- [Supplied material]:
------------------------------------

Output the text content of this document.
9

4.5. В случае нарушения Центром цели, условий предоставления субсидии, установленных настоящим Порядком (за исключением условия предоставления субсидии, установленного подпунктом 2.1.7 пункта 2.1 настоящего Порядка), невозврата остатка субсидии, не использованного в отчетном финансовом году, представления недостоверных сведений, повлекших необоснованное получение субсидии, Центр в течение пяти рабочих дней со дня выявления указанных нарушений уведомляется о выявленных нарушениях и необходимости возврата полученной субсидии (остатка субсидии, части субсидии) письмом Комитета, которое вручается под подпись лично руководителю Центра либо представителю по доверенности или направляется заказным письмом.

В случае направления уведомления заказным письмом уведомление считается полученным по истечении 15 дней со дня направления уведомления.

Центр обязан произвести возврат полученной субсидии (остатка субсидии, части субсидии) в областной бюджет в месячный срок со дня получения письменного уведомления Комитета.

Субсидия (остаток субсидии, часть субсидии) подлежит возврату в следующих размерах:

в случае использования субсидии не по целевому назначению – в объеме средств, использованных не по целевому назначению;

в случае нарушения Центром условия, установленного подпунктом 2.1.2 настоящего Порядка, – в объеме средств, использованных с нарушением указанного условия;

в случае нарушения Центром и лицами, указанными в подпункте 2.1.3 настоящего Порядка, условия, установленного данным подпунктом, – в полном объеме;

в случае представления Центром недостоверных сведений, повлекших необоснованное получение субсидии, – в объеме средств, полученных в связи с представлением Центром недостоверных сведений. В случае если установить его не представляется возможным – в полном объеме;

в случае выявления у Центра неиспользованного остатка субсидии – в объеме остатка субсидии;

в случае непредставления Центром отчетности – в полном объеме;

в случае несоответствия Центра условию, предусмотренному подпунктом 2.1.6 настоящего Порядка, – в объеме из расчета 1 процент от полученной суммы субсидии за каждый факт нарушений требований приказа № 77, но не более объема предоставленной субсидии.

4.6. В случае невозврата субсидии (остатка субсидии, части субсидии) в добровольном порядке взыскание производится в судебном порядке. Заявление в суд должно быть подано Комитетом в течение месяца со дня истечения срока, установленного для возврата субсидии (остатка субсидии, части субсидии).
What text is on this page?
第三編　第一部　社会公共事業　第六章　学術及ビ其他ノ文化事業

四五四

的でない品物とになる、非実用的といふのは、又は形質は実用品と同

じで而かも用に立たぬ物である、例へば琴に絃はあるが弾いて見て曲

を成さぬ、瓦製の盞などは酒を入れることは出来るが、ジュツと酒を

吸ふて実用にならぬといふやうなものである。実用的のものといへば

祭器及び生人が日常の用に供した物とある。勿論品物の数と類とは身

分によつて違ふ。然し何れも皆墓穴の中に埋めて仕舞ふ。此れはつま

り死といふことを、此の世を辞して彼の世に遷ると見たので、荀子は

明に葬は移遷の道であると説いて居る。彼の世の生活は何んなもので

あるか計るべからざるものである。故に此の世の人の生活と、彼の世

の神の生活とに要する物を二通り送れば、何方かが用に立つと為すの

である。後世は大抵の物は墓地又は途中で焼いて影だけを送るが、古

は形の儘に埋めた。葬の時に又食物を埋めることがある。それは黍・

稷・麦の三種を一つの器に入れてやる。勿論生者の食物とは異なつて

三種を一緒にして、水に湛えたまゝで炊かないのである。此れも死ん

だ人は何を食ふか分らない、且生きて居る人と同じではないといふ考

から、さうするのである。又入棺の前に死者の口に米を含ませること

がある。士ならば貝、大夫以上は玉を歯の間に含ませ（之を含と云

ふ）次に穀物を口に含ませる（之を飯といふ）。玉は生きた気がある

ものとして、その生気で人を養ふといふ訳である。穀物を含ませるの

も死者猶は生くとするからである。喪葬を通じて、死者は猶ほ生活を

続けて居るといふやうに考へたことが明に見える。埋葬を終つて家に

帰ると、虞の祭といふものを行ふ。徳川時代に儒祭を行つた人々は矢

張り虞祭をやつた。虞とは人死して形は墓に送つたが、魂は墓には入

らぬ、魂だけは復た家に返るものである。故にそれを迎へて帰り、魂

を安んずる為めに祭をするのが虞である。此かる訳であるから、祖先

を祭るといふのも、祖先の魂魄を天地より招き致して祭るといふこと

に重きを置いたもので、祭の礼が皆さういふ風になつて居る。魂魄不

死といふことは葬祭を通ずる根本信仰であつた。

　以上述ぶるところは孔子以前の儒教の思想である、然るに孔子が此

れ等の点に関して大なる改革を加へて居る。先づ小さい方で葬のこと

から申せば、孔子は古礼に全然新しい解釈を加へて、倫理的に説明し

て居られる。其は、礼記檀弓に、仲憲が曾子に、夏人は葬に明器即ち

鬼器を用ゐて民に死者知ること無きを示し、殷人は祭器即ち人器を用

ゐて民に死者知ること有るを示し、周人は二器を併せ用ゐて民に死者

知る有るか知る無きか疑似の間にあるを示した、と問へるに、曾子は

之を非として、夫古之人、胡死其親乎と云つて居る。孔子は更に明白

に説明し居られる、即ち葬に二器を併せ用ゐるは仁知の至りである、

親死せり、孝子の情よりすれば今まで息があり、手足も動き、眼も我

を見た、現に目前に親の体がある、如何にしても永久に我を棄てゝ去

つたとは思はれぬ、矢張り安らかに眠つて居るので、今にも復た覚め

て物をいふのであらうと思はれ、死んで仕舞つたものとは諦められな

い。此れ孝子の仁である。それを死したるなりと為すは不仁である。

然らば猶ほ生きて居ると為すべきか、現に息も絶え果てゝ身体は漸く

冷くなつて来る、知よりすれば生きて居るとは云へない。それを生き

------------------------------------

- [Short problem]: Pull out each line holding the string "выявления".

- [Solved exercise]:
4.5. В случае нарушения Центром цели, условий предоставления субсидии, установленных настоящим Порядком (за исключением условия предоставления субсидии, установленного подпунктом 2.1.7 пункта 2.1 настоящего Порядка), невозврата остатка субсидии, не использованного в отчетном финансовом году, представления недостоверных сведений, повлекших необоснованное получение субсидии, Центр в течение пяти рабочих дней со дня выявления указанных нарушений уведомляется о выявленных нарушениях и необходимости возврата полученной субсидии (остатка субсидии, части субсидии) письмом Комитета, которое вручается под подпись лично руководителю Центра либо представителю по доверенности или направляется заказным письмом.
в случае выявления у Центра неиспользованного остатка субсидии – в объеме остатка субсидии;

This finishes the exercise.